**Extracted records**
──────────────────────────────

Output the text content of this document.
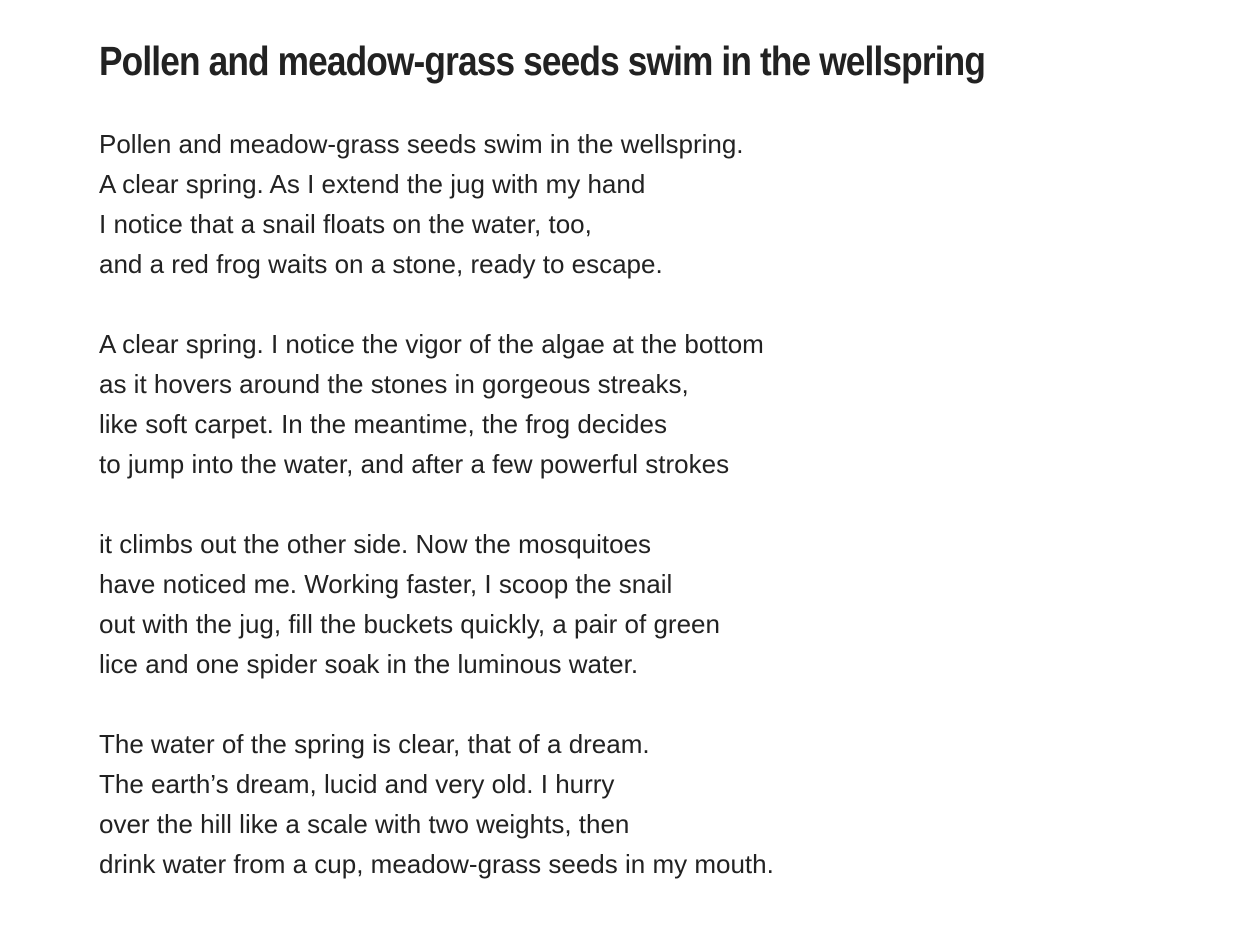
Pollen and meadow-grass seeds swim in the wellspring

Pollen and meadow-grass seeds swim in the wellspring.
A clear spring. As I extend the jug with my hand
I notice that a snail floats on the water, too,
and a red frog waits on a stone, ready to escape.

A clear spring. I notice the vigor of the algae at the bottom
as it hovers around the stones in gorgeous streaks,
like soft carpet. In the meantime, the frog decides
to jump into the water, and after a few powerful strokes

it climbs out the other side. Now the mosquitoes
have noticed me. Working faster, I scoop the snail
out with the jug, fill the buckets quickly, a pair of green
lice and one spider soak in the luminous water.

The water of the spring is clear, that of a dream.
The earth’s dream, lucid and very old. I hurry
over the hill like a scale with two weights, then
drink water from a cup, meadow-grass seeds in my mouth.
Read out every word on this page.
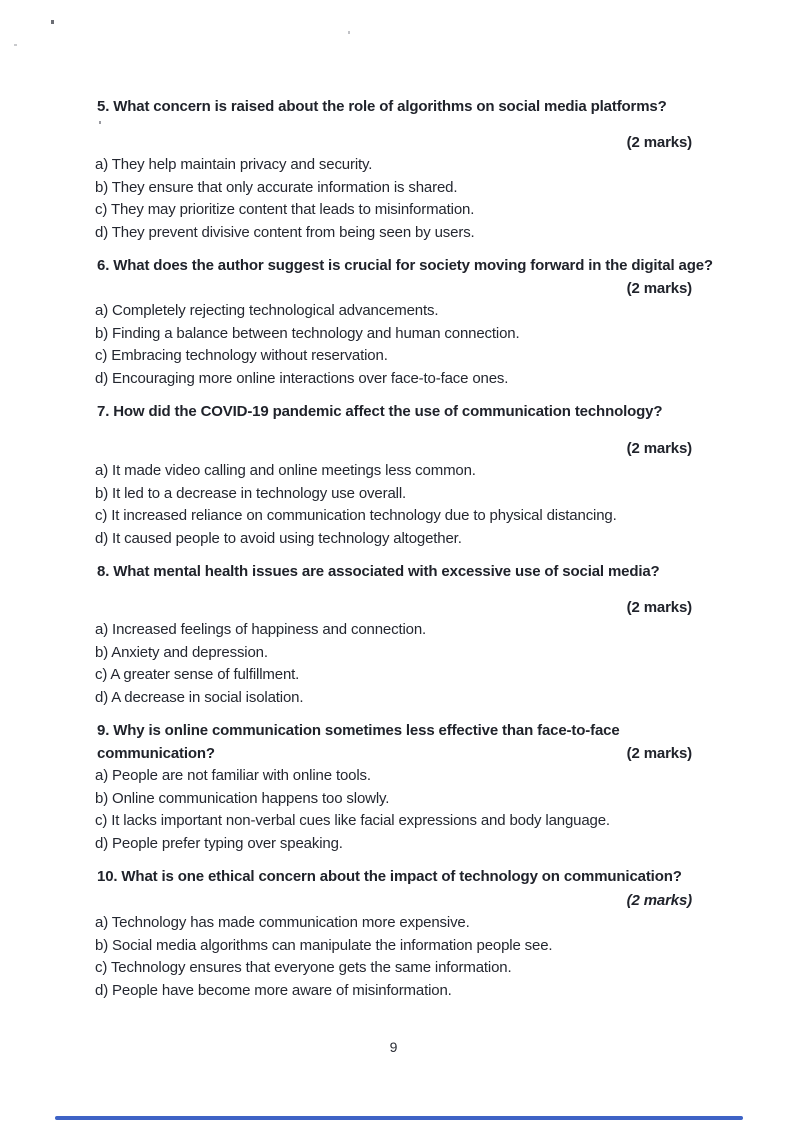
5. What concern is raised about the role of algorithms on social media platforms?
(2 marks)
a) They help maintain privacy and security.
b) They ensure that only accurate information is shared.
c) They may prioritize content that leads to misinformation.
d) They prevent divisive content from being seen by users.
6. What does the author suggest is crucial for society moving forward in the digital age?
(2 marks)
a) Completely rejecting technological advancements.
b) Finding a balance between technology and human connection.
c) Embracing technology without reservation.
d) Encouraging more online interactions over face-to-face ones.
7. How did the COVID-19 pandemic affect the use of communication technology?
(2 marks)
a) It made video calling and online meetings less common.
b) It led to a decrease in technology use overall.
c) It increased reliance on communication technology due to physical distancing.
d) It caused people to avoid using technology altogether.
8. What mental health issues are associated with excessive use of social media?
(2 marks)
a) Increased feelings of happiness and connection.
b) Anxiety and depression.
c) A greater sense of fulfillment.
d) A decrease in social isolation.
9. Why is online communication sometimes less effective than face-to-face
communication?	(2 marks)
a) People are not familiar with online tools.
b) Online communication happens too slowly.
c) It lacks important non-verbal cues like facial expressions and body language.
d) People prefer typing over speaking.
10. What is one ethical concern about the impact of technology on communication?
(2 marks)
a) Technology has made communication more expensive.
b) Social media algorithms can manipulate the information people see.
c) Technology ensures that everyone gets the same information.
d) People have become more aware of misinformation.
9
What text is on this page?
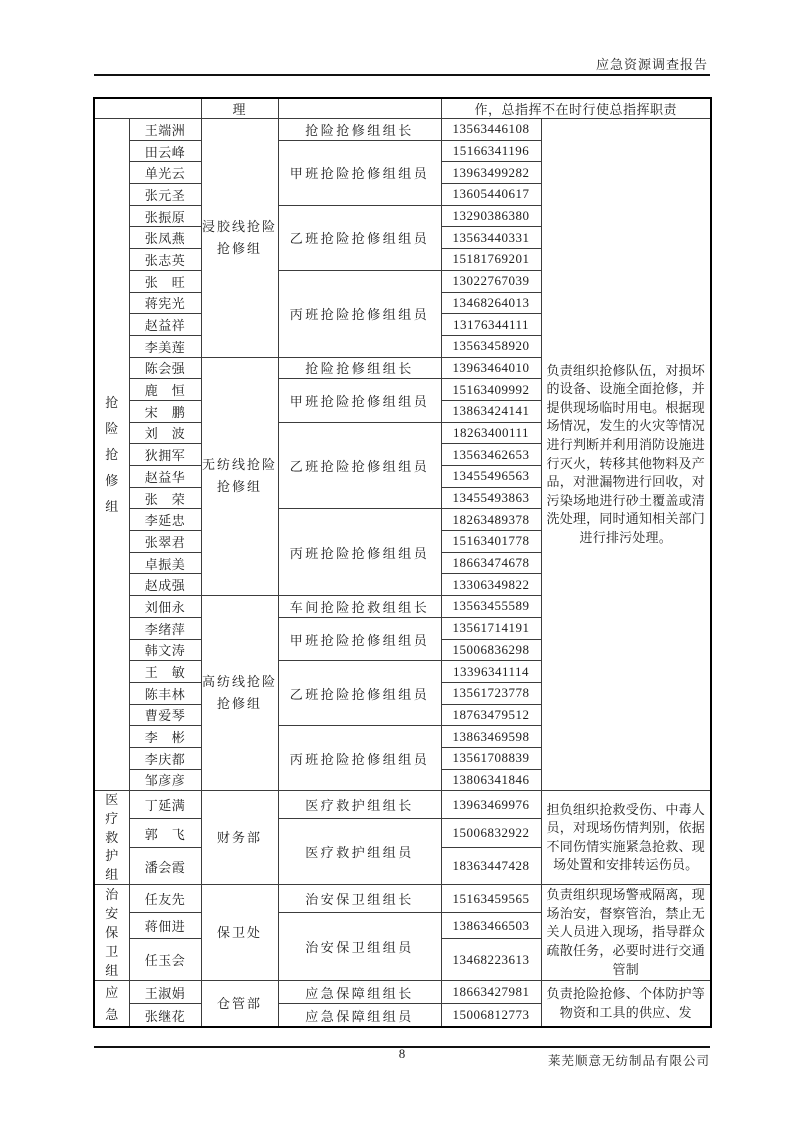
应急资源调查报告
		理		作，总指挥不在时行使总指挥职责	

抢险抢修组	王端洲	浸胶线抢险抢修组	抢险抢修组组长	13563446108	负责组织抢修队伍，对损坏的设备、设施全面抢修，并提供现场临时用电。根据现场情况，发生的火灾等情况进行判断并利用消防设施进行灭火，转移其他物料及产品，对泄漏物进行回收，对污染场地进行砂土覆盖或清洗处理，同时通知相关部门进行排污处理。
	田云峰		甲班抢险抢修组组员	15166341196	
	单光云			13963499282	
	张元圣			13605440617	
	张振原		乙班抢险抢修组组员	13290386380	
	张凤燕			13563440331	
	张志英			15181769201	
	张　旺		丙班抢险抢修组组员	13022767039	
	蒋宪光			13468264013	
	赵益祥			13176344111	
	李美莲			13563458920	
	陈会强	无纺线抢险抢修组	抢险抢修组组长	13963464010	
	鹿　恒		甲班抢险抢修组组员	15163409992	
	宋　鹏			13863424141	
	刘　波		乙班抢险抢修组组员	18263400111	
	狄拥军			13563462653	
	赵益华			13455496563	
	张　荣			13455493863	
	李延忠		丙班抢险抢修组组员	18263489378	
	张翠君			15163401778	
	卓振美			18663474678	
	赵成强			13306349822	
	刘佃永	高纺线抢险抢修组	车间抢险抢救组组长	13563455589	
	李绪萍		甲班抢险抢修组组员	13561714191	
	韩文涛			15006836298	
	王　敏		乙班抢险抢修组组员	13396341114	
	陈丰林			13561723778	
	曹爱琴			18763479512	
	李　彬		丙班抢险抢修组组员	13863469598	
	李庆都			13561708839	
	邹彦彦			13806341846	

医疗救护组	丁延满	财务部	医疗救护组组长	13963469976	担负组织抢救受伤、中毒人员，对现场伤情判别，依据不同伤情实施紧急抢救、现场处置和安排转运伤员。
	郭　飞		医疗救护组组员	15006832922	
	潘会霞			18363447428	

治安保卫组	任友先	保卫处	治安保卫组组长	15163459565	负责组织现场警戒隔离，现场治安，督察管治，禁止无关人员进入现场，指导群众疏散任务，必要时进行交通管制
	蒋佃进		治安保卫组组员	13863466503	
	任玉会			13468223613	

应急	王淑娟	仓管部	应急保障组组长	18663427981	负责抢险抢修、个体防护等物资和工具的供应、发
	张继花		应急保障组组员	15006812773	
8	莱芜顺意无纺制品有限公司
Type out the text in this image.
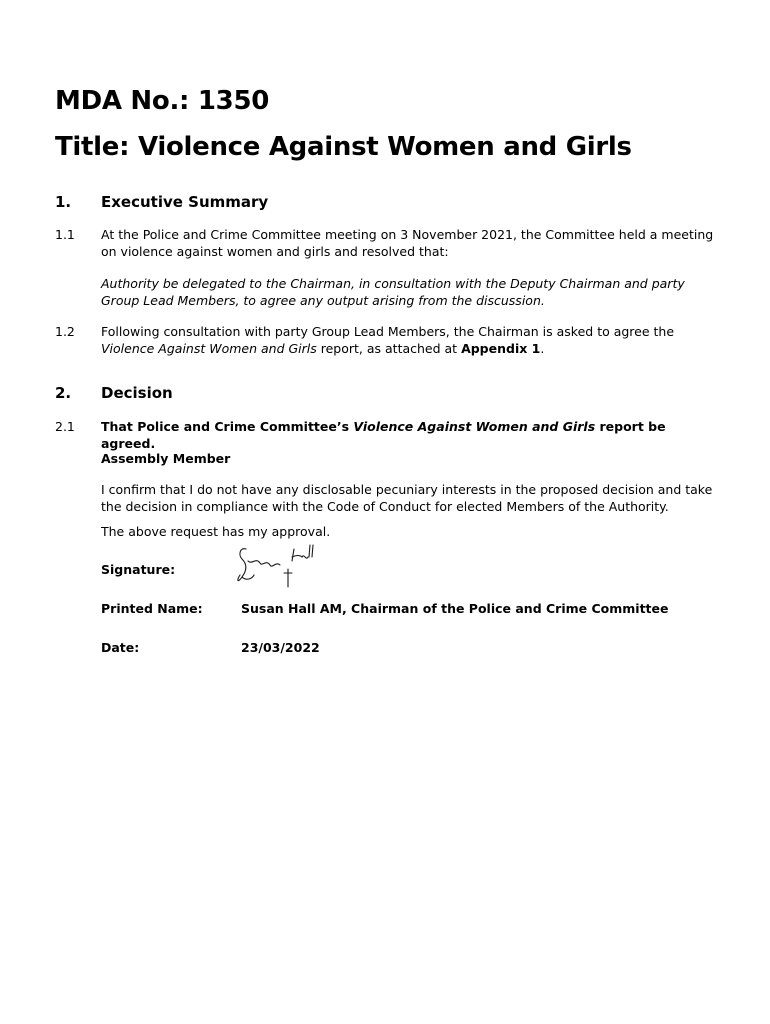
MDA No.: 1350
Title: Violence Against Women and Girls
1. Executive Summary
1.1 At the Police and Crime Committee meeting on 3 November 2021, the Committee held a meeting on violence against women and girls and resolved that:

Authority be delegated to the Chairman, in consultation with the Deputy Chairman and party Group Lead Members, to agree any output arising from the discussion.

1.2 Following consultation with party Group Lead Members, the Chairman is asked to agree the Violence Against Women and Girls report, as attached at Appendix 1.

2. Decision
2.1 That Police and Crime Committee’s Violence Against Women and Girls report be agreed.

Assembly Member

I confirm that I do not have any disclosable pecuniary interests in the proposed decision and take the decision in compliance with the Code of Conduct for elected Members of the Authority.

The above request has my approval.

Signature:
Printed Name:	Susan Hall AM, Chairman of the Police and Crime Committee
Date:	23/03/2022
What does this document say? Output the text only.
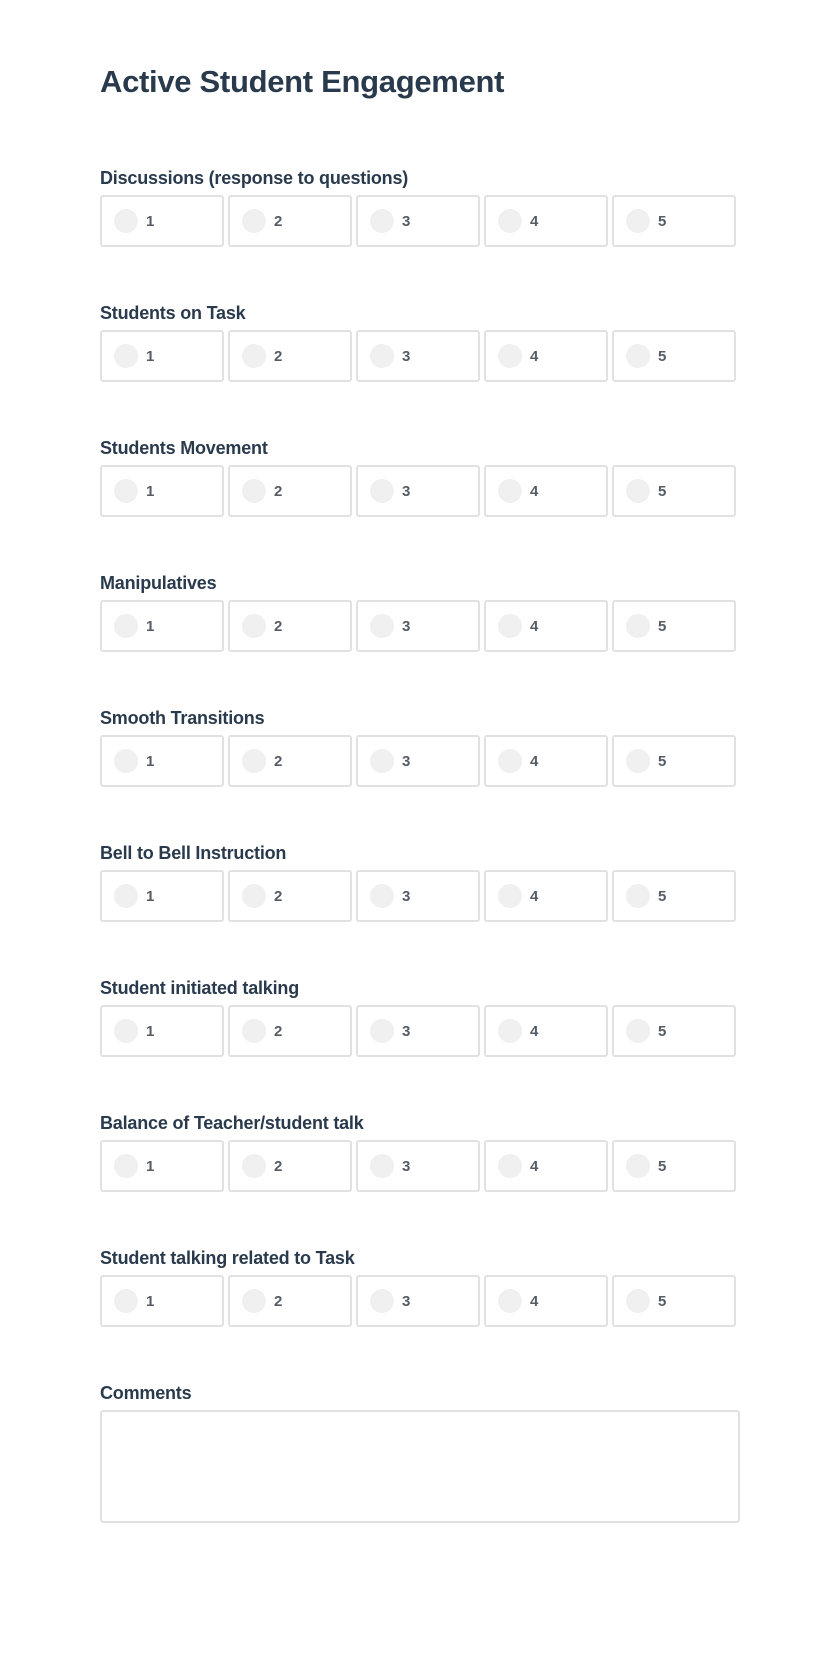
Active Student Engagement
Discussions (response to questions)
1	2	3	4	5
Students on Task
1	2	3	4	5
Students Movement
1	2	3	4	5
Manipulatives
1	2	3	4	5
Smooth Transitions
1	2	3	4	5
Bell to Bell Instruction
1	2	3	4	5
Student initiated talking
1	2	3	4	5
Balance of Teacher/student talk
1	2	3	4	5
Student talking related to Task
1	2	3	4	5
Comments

──────────────────────────────

**Written request**
Please retype, exactly and with the pictures left out, the lines from the line containing "What does this" through the last line of the records above.

**Task output**
What does this document say? Output the text only.
Active Student Engagement
Discussions (response to questions)
1	2	3	4	5
Students on Task
1	2	3	4	5
Students Movement
1	2	3	4	5
Manipulatives
1	2	3	4	5
Smooth Transitions
1	2	3	4	5
Bell to Bell Instruction
1	2	3	4	5
Student initiated talking
1	2	3	4	5
Balance of Teacher/student talk
1	2	3	4	5
Student talking related to Task
1	2	3	4	5
Comments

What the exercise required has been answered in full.